**DESCRIPTION OF THE TASK**
Restate each line of the listing exactly, without carrying over any pictures.

= = = = = = =

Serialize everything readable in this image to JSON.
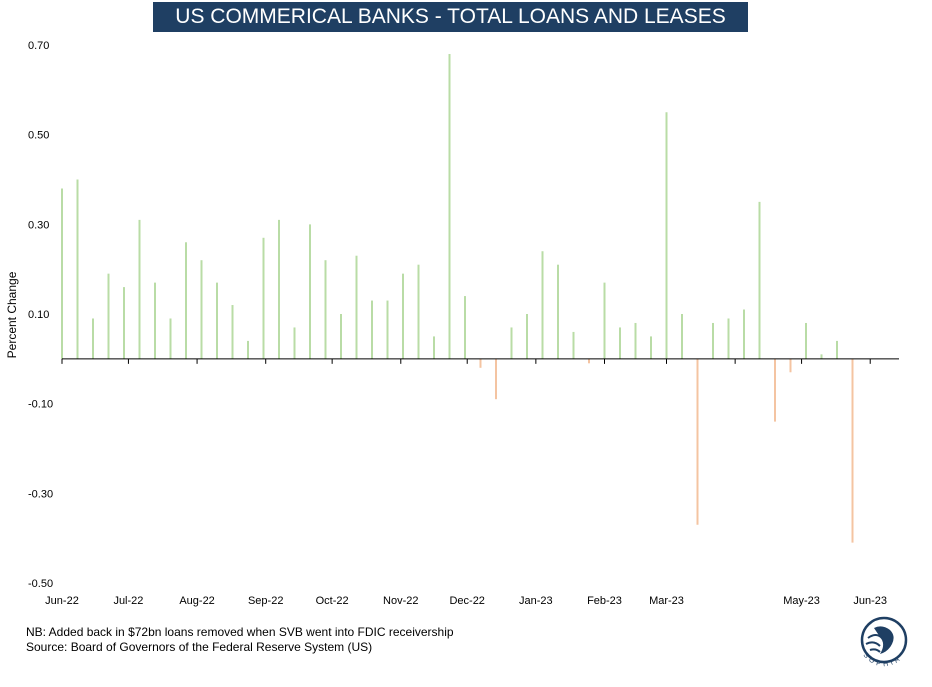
{
  "chart_data": {
    "type": "bar",
    "title": "US COMMERICAL BANKS - TOTAL LOANS AND LEASES",
    "ylabel": "Percent Change",
    "xlabel": "",
    "ylim": [
      -0.5,
      0.7
    ],
    "yticks": [
      0.7,
      0.5,
      0.3,
      0.1,
      -0.1,
      -0.3,
      -0.5
    ],
    "ytick_labels": [
      "0.70",
      "0.50",
      "0.30",
      "0.10",
      "-0.10",
      "-0.30",
      "-0.50"
    ],
    "x_range": [
      "2022-06-01",
      "2023-06-14"
    ],
    "month_labels": [
      {
        "date": "2022-06-01",
        "label": "Jun-22"
      },
      {
        "date": "2022-07-01",
        "label": "Jul-22"
      },
      {
        "date": "2022-08-01",
        "label": "Aug-22"
      },
      {
        "date": "2022-09-01",
        "label": "Sep-22"
      },
      {
        "date": "2022-10-01",
        "label": "Oct-22"
      },
      {
        "date": "2022-11-01",
        "label": "Nov-22"
      },
      {
        "date": "2022-12-01",
        "label": "Dec-22"
      },
      {
        "date": "2023-01-01",
        "label": "Jan-23"
      },
      {
        "date": "2023-02-01",
        "label": "Feb-23"
      },
      {
        "date": "2023-03-01",
        "label": "Mar-23"
      },
      {
        "date": "2023-04-01",
        "label": ""
      },
      {
        "date": "2023-05-01",
        "label": "May-23"
      },
      {
        "date": "2023-06-01",
        "label": "Jun-23"
      }
    ],
    "grid": false,
    "legend": "none",
    "positive_color": "#b9dca6",
    "negative_color": "#f4c4a2",
    "points": [
      {
        "date": "2022-06-01",
        "value": 0.38
      },
      {
        "date": "2022-06-08",
        "value": 0.4
      },
      {
        "date": "2022-06-15",
        "value": 0.09
      },
      {
        "date": "2022-06-22",
        "value": 0.19
      },
      {
        "date": "2022-06-29",
        "value": 0.16
      },
      {
        "date": "2022-07-06",
        "value": 0.31
      },
      {
        "date": "2022-07-13",
        "value": 0.17
      },
      {
        "date": "2022-07-20",
        "value": 0.09
      },
      {
        "date": "2022-07-27",
        "value": 0.26
      },
      {
        "date": "2022-08-03",
        "value": 0.22
      },
      {
        "date": "2022-08-10",
        "value": 0.17
      },
      {
        "date": "2022-08-17",
        "value": 0.12
      },
      {
        "date": "2022-08-24",
        "value": 0.04
      },
      {
        "date": "2022-08-31",
        "value": 0.27
      },
      {
        "date": "2022-09-07",
        "value": 0.31
      },
      {
        "date": "2022-09-14",
        "value": 0.07
      },
      {
        "date": "2022-09-21",
        "value": 0.3
      },
      {
        "date": "2022-09-28",
        "value": 0.22
      },
      {
        "date": "2022-10-05",
        "value": 0.1
      },
      {
        "date": "2022-10-12",
        "value": 0.23
      },
      {
        "date": "2022-10-19",
        "value": 0.13
      },
      {
        "date": "2022-10-26",
        "value": 0.13
      },
      {
        "date": "2022-11-02",
        "value": 0.19
      },
      {
        "date": "2022-11-09",
        "value": 0.21
      },
      {
        "date": "2022-11-16",
        "value": 0.05
      },
      {
        "date": "2022-11-23",
        "value": 0.68
      },
      {
        "date": "2022-11-30",
        "value": 0.14
      },
      {
        "date": "2022-12-07",
        "value": -0.02
      },
      {
        "date": "2022-12-14",
        "value": -0.09
      },
      {
        "date": "2022-12-21",
        "value": 0.07
      },
      {
        "date": "2022-12-28",
        "value": 0.1
      },
      {
        "date": "2023-01-04",
        "value": 0.24
      },
      {
        "date": "2023-01-11",
        "value": 0.21
      },
      {
        "date": "2023-01-18",
        "value": 0.06
      },
      {
        "date": "2023-01-25",
        "value": -0.01
      },
      {
        "date": "2023-02-01",
        "value": 0.17
      },
      {
        "date": "2023-02-08",
        "value": 0.07
      },
      {
        "date": "2023-02-15",
        "value": 0.08
      },
      {
        "date": "2023-02-22",
        "value": 0.05
      },
      {
        "date": "2023-03-01",
        "value": 0.55
      },
      {
        "date": "2023-03-08",
        "value": 0.1
      },
      {
        "date": "2023-03-15",
        "value": -0.37
      },
      {
        "date": "2023-03-22",
        "value": 0.08
      },
      {
        "date": "2023-03-29",
        "value": 0.09
      },
      {
        "date": "2023-04-05",
        "value": 0.11
      },
      {
        "date": "2023-04-12",
        "value": 0.35
      },
      {
        "date": "2023-04-19",
        "value": -0.14
      },
      {
        "date": "2023-04-26",
        "value": -0.03
      },
      {
        "date": "2023-05-03",
        "value": 0.08
      },
      {
        "date": "2023-05-10",
        "value": 0.01
      },
      {
        "date": "2023-05-17",
        "value": 0.04
      },
      {
        "date": "2023-05-24",
        "value": -0.41
      }
    ]
  },
  "notes": {
    "line1": "NB: Added back in $72bn loans removed when SVB went into FDIC receivership",
    "line2": "Source: Board of Governors of the Federal Reserve System (US)"
  },
  "logo": {
    "text": "SOPHIA",
    "icon": "sophia-logo-icon"
  }
}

= = = = = = =

**REPLY TO THE EXERCISE**
Serialize everything readable in this image to JSON.
{
  "chart_data": {
    "type": "bar",
    "title": "US COMMERICAL BANKS - TOTAL LOANS AND LEASES",
    "ylabel": "Percent Change",
    "xlabel": "",
    "ylim": [
      -0.5,
      0.7
    ],
    "yticks": [
      0.7,
      0.5,
      0.3,
      0.1,
      -0.1,
      -0.3,
      -0.5
    ],
    "ytick_labels": [
      "0.70",
      "0.50",
      "0.30",
      "0.10",
      "-0.10",
      "-0.30",
      "-0.50"
    ],
    "x_range": [
      "2022-06-01",
      "2023-06-14"
    ],
    "month_labels": [
      {
        "date": "2022-06-01",
        "label": "Jun-22"
      },
      {
        "date": "2022-07-01",
        "label": "Jul-22"
      },
      {
        "date": "2022-08-01",
        "label": "Aug-22"
      },
      {
        "date": "2022-09-01",
        "label": "Sep-22"
      },
      {
        "date": "2022-10-01",
        "label": "Oct-22"
      },
      {
        "date": "2022-11-01",
        "label": "Nov-22"
      },
      {
        "date": "2022-12-01",
        "label": "Dec-22"
      },
      {
        "date": "2023-01-01",
        "label": "Jan-23"
      },
      {
        "date": "2023-02-01",
        "label": "Feb-23"
      },
      {
        "date": "2023-03-01",
        "label": "Mar-23"
      },
      {
        "date": "2023-04-01",
        "label": ""
      },
      {
        "date": "2023-05-01",
        "label": "May-23"
      },
      {
        "date": "2023-06-01",
        "label": "Jun-23"
      }
    ],
    "grid": false,
    "legend": "none",
    "positive_color": "#b9dca6",
    "negative_color": "#f4c4a2",
    "points": [
      {
        "date": "2022-06-01",
        "value": 0.38
      },
      {
        "date": "2022-06-08",
        "value": 0.4
      },
      {
        "date": "2022-06-15",
        "value": 0.09
      },
      {
        "date": "2022-06-22",
        "value": 0.19
      },
      {
        "date": "2022-06-29",
        "value": 0.16
      },
      {
        "date": "2022-07-06",
        "value": 0.31
      },
      {
        "date": "2022-07-13",
        "value": 0.17
      },
      {
        "date": "2022-07-20",
        "value": 0.09
      },
      {
        "date": "2022-07-27",
        "value": 0.26
      },
      {
        "date": "2022-08-03",
        "value": 0.22
      },
      {
        "date": "2022-08-10",
        "value": 0.17
      },
      {
        "date": "2022-08-17",
        "value": 0.12
      },
      {
        "date": "2022-08-24",
        "value": 0.04
      },
      {
        "date": "2022-08-31",
        "value": 0.27
      },
      {
        "date": "2022-09-07",
        "value": 0.31
      },
      {
        "date": "2022-09-14",
        "value": 0.07
      },
      {
        "date": "2022-09-21",
        "value": 0.3
      },
      {
        "date": "2022-09-28",
        "value": 0.22
      },
      {
        "date": "2022-10-05",
        "value": 0.1
      },
      {
        "date": "2022-10-12",
        "value": 0.23
      },
      {
        "date": "2022-10-19",
        "value": 0.13
      },
      {
        "date": "2022-10-26",
        "value": 0.13
      },
      {
        "date": "2022-11-02",
        "value": 0.19
      },
      {
        "date": "2022-11-09",
        "value": 0.21
      },
      {
        "date": "2022-11-16",
        "value": 0.05
      },
      {
        "date": "2022-11-23",
        "value": 0.68
      },
      {
        "date": "2022-11-30",
        "value": 0.14
      },
      {
        "date": "2022-12-07",
        "value": -0.02
      },
      {
        "date": "2022-12-14",
        "value": -0.09
      },
      {
        "date": "2022-12-21",
        "value": 0.07
      },
      {
        "date": "2022-12-28",
        "value": 0.1
      },
      {
        "date": "2023-01-04",
        "value": 0.24
      },
      {
        "date": "2023-01-11",
        "value": 0.21
      },
      {
        "date": "2023-01-18",
        "value": 0.06
      },
      {
        "date": "2023-01-25",
        "value": -0.01
      },
      {
        "date": "2023-02-01",
        "value": 0.17
      },
      {
        "date": "2023-02-08",
        "value": 0.07
      },
      {
        "date": "2023-02-15",
        "value": 0.08
      },
      {
        "date": "2023-02-22",
        "value": 0.05
      },
      {
        "date": "2023-03-01",
        "value": 0.55
      },
      {
        "date": "2023-03-08",
        "value": 0.1
      },
      {
        "date": "2023-03-15",
        "value": -0.37
      },
      {
        "date": "2023-03-22",
        "value": 0.08
      },
      {
        "date": "2023-03-29",
        "value": 0.09
      },
      {
        "date": "2023-04-05",
        "value": 0.11
      },
      {
        "date": "2023-04-12",
        "value": 0.35
      },
      {
        "date": "2023-04-19",
        "value": -0.14
      },
      {
        "date": "2023-04-26",
        "value": -0.03
      },
      {
        "date": "2023-05-03",
        "value": 0.08
      },
      {
        "date": "2023-05-10",
        "value": 0.01
      },
      {
        "date": "2023-05-17",
        "value": 0.04
      },
      {
        "date": "2023-05-24",
        "value": -0.41
      }
    ]
  },
  "notes": {
    "line1": "NB: Added back in $72bn loans removed when SVB went into FDIC receivership",
    "line2": "Source: Board of Governors of the Federal Reserve System (US)"
  },
  "logo": {
    "text": "SOPHIA",
    "icon": "sophia-logo-icon"
  }
}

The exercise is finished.